[Dataset rows about figures]
--------------------------------
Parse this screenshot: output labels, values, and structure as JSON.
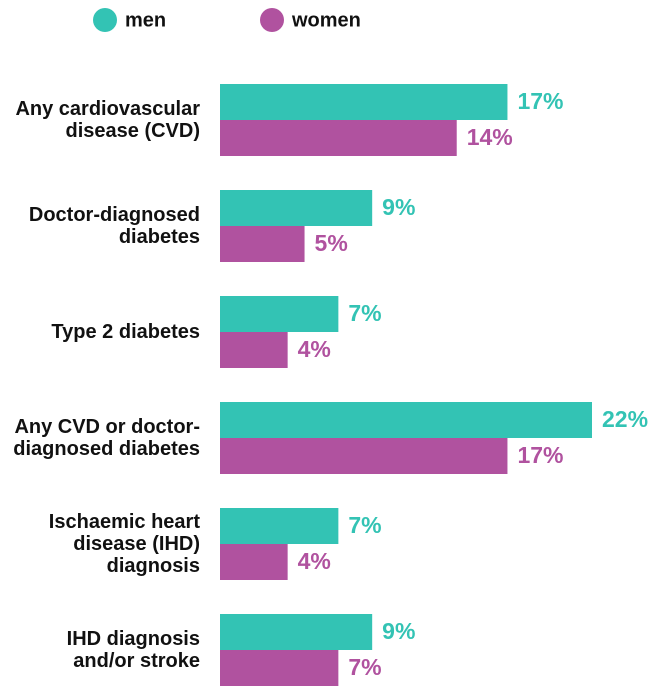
{
  "chart_data": {
    "type": "bar",
    "orientation": "horizontal",
    "categories": [
      "Any cardiovascular disease (CVD)",
      "Doctor-diagnosed diabetes",
      "Type 2 diabetes",
      "Any CVD or doctor-diagnosed diabetes",
      "Ischaemic heart disease (IHD) diagnosis",
      "IHD diagnosis and/or stroke"
    ],
    "series": [
      {
        "name": "men",
        "color": "#33c3b4",
        "values": [
          17,
          9,
          7,
          22,
          7,
          9
        ],
        "value_labels": [
          "17%",
          "9%",
          "7%",
          "22%",
          "7%",
          "9%"
        ]
      },
      {
        "name": "women",
        "color": "#b0529f",
        "values": [
          14,
          5,
          4,
          17,
          4,
          7
        ],
        "value_labels": [
          "14%",
          "5%",
          "4%",
          "17%",
          "4%",
          "7%"
        ]
      }
    ]
  }
}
--------------------------------
Aim:
Each entry gets copied exactly; the pictures stay out.

Expected answer:
Parse this screenshot: output labels, values, and structure as JSON.
{
  "chart_data": {
    "type": "bar",
    "orientation": "horizontal",
    "categories": [
      "Any cardiovascular disease (CVD)",
      "Doctor-diagnosed diabetes",
      "Type 2 diabetes",
      "Any CVD or doctor-diagnosed diabetes",
      "Ischaemic heart disease (IHD) diagnosis",
      "IHD diagnosis and/or stroke"
    ],
    "series": [
      {
        "name": "men",
        "color": "#33c3b4",
        "values": [
          17,
          9,
          7,
          22,
          7,
          9
        ],
        "value_labels": [
          "17%",
          "9%",
          "7%",
          "22%",
          "7%",
          "9%"
        ]
      },
      {
        "name": "women",
        "color": "#b0529f",
        "values": [
          14,
          5,
          4,
          17,
          4,
          7
        ],
        "value_labels": [
          "14%",
          "5%",
          "4%",
          "17%",
          "4%",
          "7%"
        ]
      }
    ]
  }
}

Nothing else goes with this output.